__REQUIREMENTS__
Reproduce all of the records exactly.

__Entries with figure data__
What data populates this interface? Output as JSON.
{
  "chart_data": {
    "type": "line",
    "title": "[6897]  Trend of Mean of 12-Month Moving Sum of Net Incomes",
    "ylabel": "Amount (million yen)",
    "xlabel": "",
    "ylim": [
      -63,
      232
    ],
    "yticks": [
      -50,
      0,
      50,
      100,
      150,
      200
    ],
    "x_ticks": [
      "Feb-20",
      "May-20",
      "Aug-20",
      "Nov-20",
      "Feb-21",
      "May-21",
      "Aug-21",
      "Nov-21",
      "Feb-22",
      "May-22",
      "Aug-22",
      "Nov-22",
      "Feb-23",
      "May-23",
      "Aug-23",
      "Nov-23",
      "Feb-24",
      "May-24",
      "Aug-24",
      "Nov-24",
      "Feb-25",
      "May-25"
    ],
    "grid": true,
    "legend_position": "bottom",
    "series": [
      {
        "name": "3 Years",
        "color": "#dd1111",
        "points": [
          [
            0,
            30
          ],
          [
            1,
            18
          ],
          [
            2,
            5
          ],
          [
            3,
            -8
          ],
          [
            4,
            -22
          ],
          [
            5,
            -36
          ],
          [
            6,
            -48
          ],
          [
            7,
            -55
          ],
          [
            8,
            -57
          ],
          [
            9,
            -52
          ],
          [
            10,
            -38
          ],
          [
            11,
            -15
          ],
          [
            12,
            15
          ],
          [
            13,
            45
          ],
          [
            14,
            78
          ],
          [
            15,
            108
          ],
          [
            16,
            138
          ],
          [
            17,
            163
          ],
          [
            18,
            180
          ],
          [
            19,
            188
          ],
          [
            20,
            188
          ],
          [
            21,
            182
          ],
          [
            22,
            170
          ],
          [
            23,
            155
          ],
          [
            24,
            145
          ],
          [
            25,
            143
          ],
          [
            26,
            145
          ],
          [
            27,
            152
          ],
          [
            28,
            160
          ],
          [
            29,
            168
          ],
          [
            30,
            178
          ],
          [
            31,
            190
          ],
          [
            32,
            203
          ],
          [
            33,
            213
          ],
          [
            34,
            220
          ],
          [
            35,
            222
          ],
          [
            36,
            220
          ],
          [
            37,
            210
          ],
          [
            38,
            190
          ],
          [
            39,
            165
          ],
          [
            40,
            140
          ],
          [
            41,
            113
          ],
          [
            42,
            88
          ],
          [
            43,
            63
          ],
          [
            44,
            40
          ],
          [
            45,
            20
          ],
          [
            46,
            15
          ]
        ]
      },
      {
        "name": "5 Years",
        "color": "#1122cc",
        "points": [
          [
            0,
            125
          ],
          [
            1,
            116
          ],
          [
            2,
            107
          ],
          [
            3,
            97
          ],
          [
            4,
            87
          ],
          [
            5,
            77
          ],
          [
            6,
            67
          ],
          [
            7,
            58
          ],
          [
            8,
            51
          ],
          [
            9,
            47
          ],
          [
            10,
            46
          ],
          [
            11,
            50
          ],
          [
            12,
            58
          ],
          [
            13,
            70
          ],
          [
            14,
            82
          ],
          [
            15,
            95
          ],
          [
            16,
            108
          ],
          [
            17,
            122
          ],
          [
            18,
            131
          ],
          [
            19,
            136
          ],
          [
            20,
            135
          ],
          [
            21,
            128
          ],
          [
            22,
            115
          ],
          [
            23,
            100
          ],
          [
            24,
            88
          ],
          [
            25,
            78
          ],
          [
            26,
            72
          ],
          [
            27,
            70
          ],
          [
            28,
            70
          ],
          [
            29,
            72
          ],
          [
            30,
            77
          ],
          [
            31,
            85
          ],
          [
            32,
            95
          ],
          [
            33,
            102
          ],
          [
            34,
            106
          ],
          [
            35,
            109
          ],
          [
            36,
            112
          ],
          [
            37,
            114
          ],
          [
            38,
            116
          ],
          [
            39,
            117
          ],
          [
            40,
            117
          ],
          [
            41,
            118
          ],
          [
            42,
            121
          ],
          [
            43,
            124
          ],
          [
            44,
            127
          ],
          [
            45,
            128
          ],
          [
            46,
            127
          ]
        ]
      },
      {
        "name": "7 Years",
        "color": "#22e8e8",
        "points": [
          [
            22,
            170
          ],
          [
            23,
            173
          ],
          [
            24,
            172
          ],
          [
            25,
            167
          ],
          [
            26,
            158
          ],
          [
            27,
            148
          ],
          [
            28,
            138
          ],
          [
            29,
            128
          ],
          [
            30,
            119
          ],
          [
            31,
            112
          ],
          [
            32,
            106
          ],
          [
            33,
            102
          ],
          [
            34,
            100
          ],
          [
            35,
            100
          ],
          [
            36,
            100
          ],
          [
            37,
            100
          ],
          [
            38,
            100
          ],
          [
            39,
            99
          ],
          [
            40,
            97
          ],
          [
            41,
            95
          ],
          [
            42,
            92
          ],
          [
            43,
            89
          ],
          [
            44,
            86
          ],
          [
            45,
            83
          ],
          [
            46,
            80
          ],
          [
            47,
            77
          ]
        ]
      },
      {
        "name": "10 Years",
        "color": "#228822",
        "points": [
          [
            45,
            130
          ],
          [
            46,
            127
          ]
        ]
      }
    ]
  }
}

__PROBLEM SOLUTION__
What data populates this interface? Output as JSON.
{
  "chart_data": {
    "type": "line",
    "title": "[6897]  Trend of Mean of 12-Month Moving Sum of Net Incomes",
    "ylabel": "Amount (million yen)",
    "xlabel": "",
    "ylim": [
      -63,
      232
    ],
    "yticks": [
      -50,
      0,
      50,
      100,
      150,
      200
    ],
    "x_ticks": [
      "Feb-20",
      "May-20",
      "Aug-20",
      "Nov-20",
      "Feb-21",
      "May-21",
      "Aug-21",
      "Nov-21",
      "Feb-22",
      "May-22",
      "Aug-22",
      "Nov-22",
      "Feb-23",
      "May-23",
      "Aug-23",
      "Nov-23",
      "Feb-24",
      "May-24",
      "Aug-24",
      "Nov-24",
      "Feb-25",
      "May-25"
    ],
    "grid": true,
    "legend_position": "bottom",
    "series": [
      {
        "name": "3 Years",
        "color": "#dd1111",
        "points": [
          [
            0,
            30
          ],
          [
            1,
            18
          ],
          [
            2,
            5
          ],
          [
            3,
            -8
          ],
          [
            4,
            -22
          ],
          [
            5,
            -36
          ],
          [
            6,
            -48
          ],
          [
            7,
            -55
          ],
          [
            8,
            -57
          ],
          [
            9,
            -52
          ],
          [
            10,
            -38
          ],
          [
            11,
            -15
          ],
          [
            12,
            15
          ],
          [
            13,
            45
          ],
          [
            14,
            78
          ],
          [
            15,
            108
          ],
          [
            16,
            138
          ],
          [
            17,
            163
          ],
          [
            18,
            180
          ],
          [
            19,
            188
          ],
          [
            20,
            188
          ],
          [
            21,
            182
          ],
          [
            22,
            170
          ],
          [
            23,
            155
          ],
          [
            24,
            145
          ],
          [
            25,
            143
          ],
          [
            26,
            145
          ],
          [
            27,
            152
          ],
          [
            28,
            160
          ],
          [
            29,
            168
          ],
          [
            30,
            178
          ],
          [
            31,
            190
          ],
          [
            32,
            203
          ],
          [
            33,
            213
          ],
          [
            34,
            220
          ],
          [
            35,
            222
          ],
          [
            36,
            220
          ],
          [
            37,
            210
          ],
          [
            38,
            190
          ],
          [
            39,
            165
          ],
          [
            40,
            140
          ],
          [
            41,
            113
          ],
          [
            42,
            88
          ],
          [
            43,
            63
          ],
          [
            44,
            40
          ],
          [
            45,
            20
          ],
          [
            46,
            15
          ]
        ]
      },
      {
        "name": "5 Years",
        "color": "#1122cc",
        "points": [
          [
            0,
            125
          ],
          [
            1,
            116
          ],
          [
            2,
            107
          ],
          [
            3,
            97
          ],
          [
            4,
            87
          ],
          [
            5,
            77
          ],
          [
            6,
            67
          ],
          [
            7,
            58
          ],
          [
            8,
            51
          ],
          [
            9,
            47
          ],
          [
            10,
            46
          ],
          [
            11,
            50
          ],
          [
            12,
            58
          ],
          [
            13,
            70
          ],
          [
            14,
            82
          ],
          [
            15,
            95
          ],
          [
            16,
            108
          ],
          [
            17,
            122
          ],
          [
            18,
            131
          ],
          [
            19,
            136
          ],
          [
            20,
            135
          ],
          [
            21,
            128
          ],
          [
            22,
            115
          ],
          [
            23,
            100
          ],
          [
            24,
            88
          ],
          [
            25,
            78
          ],
          [
            26,
            72
          ],
          [
            27,
            70
          ],
          [
            28,
            70
          ],
          [
            29,
            72
          ],
          [
            30,
            77
          ],
          [
            31,
            85
          ],
          [
            32,
            95
          ],
          [
            33,
            102
          ],
          [
            34,
            106
          ],
          [
            35,
            109
          ],
          [
            36,
            112
          ],
          [
            37,
            114
          ],
          [
            38,
            116
          ],
          [
            39,
            117
          ],
          [
            40,
            117
          ],
          [
            41,
            118
          ],
          [
            42,
            121
          ],
          [
            43,
            124
          ],
          [
            44,
            127
          ],
          [
            45,
            128
          ],
          [
            46,
            127
          ]
        ]
      },
      {
        "name": "7 Years",
        "color": "#22e8e8",
        "points": [
          [
            22,
            170
          ],
          [
            23,
            173
          ],
          [
            24,
            172
          ],
          [
            25,
            167
          ],
          [
            26,
            158
          ],
          [
            27,
            148
          ],
          [
            28,
            138
          ],
          [
            29,
            128
          ],
          [
            30,
            119
          ],
          [
            31,
            112
          ],
          [
            32,
            106
          ],
          [
            33,
            102
          ],
          [
            34,
            100
          ],
          [
            35,
            100
          ],
          [
            36,
            100
          ],
          [
            37,
            100
          ],
          [
            38,
            100
          ],
          [
            39,
            99
          ],
          [
            40,
            97
          ],
          [
            41,
            95
          ],
          [
            42,
            92
          ],
          [
            43,
            89
          ],
          [
            44,
            86
          ],
          [
            45,
            83
          ],
          [
            46,
            80
          ],
          [
            47,
            77
          ]
        ]
      },
      {
        "name": "10 Years",
        "color": "#228822",
        "points": [
          [
            45,
            130
          ],
          [
            46,
            127
          ]
        ]
      }
    ]
  }
}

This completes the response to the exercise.